>> BEGIN
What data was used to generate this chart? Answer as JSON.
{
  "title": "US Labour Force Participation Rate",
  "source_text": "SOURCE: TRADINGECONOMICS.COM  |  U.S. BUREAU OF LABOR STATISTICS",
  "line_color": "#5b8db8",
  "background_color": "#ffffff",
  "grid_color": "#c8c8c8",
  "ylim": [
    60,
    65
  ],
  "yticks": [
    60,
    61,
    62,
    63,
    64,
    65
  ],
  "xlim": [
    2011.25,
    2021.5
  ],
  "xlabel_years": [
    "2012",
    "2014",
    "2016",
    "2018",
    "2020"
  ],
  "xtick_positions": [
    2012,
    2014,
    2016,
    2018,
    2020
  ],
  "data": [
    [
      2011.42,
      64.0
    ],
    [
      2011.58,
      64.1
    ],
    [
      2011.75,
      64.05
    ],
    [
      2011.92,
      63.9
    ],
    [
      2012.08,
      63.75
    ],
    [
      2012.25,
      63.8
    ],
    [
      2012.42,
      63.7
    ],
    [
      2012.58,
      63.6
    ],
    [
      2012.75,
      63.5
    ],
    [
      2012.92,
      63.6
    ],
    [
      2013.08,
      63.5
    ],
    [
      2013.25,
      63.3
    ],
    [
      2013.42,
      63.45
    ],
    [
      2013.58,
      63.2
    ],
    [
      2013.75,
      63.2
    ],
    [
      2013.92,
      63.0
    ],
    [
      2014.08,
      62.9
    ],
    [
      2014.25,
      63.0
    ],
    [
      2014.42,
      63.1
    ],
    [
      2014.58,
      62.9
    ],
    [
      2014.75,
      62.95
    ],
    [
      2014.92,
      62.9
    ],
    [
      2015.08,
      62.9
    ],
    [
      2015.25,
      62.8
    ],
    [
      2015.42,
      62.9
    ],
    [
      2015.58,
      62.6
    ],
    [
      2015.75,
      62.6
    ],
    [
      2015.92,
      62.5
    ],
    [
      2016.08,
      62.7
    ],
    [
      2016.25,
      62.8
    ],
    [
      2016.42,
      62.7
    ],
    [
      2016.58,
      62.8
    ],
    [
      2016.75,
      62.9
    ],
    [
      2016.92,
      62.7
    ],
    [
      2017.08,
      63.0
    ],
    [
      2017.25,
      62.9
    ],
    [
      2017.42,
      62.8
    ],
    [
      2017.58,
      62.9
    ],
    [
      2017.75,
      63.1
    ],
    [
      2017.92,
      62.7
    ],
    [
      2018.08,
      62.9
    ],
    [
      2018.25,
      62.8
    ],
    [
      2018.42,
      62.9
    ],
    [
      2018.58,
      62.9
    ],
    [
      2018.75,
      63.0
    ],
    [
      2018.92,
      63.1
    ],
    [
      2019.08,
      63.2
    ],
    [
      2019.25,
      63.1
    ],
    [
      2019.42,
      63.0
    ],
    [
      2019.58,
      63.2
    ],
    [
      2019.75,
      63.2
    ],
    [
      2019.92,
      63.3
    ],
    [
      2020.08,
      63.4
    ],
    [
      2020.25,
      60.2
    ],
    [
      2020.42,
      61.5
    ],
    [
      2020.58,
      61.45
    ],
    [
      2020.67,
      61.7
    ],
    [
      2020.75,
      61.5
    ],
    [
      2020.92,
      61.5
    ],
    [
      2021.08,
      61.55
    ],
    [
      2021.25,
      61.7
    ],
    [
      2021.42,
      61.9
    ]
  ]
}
>> END
-- To do --
Write out every entry exactly as given.

-- Exercise result --
What data was used to generate this chart? Answer as JSON.
{
  "title": "US Labour Force Participation Rate",
  "source_text": "SOURCE: TRADINGECONOMICS.COM  |  U.S. BUREAU OF LABOR STATISTICS",
  "line_color": "#5b8db8",
  "background_color": "#ffffff",
  "grid_color": "#c8c8c8",
  "ylim": [
    60,
    65
  ],
  "yticks": [
    60,
    61,
    62,
    63,
    64,
    65
  ],
  "xlim": [
    2011.25,
    2021.5
  ],
  "xlabel_years": [
    "2012",
    "2014",
    "2016",
    "2018",
    "2020"
  ],
  "xtick_positions": [
    2012,
    2014,
    2016,
    2018,
    2020
  ],
  "data": [
    [
      2011.42,
      64.0
    ],
    [
      2011.58,
      64.1
    ],
    [
      2011.75,
      64.05
    ],
    [
      2011.92,
      63.9
    ],
    [
      2012.08,
      63.75
    ],
    [
      2012.25,
      63.8
    ],
    [
      2012.42,
      63.7
    ],
    [
      2012.58,
      63.6
    ],
    [
      2012.75,
      63.5
    ],
    [
      2012.92,
      63.6
    ],
    [
      2013.08,
      63.5
    ],
    [
      2013.25,
      63.3
    ],
    [
      2013.42,
      63.45
    ],
    [
      2013.58,
      63.2
    ],
    [
      2013.75,
      63.2
    ],
    [
      2013.92,
      63.0
    ],
    [
      2014.08,
      62.9
    ],
    [
      2014.25,
      63.0
    ],
    [
      2014.42,
      63.1
    ],
    [
      2014.58,
      62.9
    ],
    [
      2014.75,
      62.95
    ],
    [
      2014.92,
      62.9
    ],
    [
      2015.08,
      62.9
    ],
    [
      2015.25,
      62.8
    ],
    [
      2015.42,
      62.9
    ],
    [
      2015.58,
      62.6
    ],
    [
      2015.75,
      62.6
    ],
    [
      2015.92,
      62.5
    ],
    [
      2016.08,
      62.7
    ],
    [
      2016.25,
      62.8
    ],
    [
      2016.42,
      62.7
    ],
    [
      2016.58,
      62.8
    ],
    [
      2016.75,
      62.9
    ],
    [
      2016.92,
      62.7
    ],
    [
      2017.08,
      63.0
    ],
    [
      2017.25,
      62.9
    ],
    [
      2017.42,
      62.8
    ],
    [
      2017.58,
      62.9
    ],
    [
      2017.75,
      63.1
    ],
    [
      2017.92,
      62.7
    ],
    [
      2018.08,
      62.9
    ],
    [
      2018.25,
      62.8
    ],
    [
      2018.42,
      62.9
    ],
    [
      2018.58,
      62.9
    ],
    [
      2018.75,
      63.0
    ],
    [
      2018.92,
      63.1
    ],
    [
      2019.08,
      63.2
    ],
    [
      2019.25,
      63.1
    ],
    [
      2019.42,
      63.0
    ],
    [
      2019.58,
      63.2
    ],
    [
      2019.75,
      63.2
    ],
    [
      2019.92,
      63.3
    ],
    [
      2020.08,
      63.4
    ],
    [
      2020.25,
      60.2
    ],
    [
      2020.42,
      61.5
    ],
    [
      2020.58,
      61.45
    ],
    [
      2020.67,
      61.7
    ],
    [
      2020.75,
      61.5
    ],
    [
      2020.92,
      61.5
    ],
    [
      2021.08,
      61.55
    ],
    [
      2021.25,
      61.7
    ],
    [
      2021.42,
      61.9
    ]
  ]
}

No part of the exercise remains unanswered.